Goal of the exercise: Identify and pull out each line of the entries in which "name" occurs.

┄┄┄┄┄┄┄┄┄┄

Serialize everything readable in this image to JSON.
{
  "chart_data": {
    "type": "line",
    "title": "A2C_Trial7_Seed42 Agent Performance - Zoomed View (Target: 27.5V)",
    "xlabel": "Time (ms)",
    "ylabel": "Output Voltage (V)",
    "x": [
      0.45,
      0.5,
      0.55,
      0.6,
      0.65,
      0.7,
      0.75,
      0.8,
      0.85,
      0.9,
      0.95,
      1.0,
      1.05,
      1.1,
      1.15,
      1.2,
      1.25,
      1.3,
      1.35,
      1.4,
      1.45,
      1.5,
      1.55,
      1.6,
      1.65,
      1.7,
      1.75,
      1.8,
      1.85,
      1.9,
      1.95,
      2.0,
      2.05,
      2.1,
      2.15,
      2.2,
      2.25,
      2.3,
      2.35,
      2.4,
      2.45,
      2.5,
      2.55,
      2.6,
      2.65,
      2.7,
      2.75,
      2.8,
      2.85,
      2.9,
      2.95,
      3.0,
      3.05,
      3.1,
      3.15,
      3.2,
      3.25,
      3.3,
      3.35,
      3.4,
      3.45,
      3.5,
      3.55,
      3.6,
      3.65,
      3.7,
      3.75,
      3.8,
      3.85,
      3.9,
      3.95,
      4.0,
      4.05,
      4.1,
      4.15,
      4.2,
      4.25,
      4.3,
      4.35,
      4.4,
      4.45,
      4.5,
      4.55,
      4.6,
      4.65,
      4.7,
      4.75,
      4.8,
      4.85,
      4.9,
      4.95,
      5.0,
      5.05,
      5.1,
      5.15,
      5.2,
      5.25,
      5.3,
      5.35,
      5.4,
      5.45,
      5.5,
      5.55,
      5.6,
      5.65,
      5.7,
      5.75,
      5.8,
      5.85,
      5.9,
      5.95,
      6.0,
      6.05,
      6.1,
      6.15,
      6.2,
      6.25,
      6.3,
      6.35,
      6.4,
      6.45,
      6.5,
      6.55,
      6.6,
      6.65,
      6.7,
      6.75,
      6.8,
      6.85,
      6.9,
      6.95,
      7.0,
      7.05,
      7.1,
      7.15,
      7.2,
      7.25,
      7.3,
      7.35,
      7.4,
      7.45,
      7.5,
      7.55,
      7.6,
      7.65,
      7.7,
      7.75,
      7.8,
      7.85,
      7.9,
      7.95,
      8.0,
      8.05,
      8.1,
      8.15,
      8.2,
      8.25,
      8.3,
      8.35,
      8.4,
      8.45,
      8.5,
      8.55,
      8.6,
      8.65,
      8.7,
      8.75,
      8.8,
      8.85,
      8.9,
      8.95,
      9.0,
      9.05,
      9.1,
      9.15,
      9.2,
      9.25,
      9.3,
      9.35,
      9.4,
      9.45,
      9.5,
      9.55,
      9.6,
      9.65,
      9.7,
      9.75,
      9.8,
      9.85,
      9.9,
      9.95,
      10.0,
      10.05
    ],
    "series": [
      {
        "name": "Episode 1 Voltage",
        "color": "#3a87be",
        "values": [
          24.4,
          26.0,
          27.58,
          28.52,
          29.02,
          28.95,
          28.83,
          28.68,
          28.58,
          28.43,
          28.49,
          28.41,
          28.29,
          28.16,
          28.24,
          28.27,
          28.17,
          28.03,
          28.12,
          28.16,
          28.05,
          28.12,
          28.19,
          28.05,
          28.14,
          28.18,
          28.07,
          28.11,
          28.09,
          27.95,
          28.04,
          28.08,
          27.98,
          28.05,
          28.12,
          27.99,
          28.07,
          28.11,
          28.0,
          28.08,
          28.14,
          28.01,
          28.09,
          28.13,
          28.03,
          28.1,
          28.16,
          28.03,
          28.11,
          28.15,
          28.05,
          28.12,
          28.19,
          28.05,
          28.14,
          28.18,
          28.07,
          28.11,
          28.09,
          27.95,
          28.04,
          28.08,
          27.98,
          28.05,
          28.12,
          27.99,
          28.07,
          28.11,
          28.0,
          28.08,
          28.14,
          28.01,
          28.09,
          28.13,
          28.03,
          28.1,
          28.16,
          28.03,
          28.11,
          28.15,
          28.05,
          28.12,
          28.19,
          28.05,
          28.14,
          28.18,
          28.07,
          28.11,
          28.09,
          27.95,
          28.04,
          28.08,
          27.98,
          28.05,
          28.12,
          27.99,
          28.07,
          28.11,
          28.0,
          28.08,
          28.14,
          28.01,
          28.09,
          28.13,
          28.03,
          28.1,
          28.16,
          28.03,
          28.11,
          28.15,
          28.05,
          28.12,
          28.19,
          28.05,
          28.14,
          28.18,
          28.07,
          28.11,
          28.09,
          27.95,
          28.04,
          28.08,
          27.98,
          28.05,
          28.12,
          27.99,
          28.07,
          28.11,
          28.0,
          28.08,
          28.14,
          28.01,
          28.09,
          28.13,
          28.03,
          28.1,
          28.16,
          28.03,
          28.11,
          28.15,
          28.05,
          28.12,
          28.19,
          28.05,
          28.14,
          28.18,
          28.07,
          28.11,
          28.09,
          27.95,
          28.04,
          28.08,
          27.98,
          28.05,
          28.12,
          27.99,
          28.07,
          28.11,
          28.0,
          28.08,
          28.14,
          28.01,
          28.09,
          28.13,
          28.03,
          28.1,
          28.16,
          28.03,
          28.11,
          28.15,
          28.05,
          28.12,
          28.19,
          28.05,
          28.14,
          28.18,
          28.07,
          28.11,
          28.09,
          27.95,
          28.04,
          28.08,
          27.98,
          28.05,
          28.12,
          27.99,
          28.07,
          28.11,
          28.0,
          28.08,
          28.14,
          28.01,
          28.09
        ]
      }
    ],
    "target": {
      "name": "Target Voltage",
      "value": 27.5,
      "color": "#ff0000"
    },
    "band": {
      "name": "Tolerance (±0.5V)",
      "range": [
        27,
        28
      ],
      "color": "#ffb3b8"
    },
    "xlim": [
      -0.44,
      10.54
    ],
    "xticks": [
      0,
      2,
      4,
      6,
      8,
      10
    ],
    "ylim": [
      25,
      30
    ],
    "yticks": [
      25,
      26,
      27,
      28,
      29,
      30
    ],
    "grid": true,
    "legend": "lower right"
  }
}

┄┄┄┄┄┄┄┄┄┄

The completed task:
        "name": "Episode 1 Voltage",
      "name": "Target Voltage",
      "name": "Tolerance (±0.5V)",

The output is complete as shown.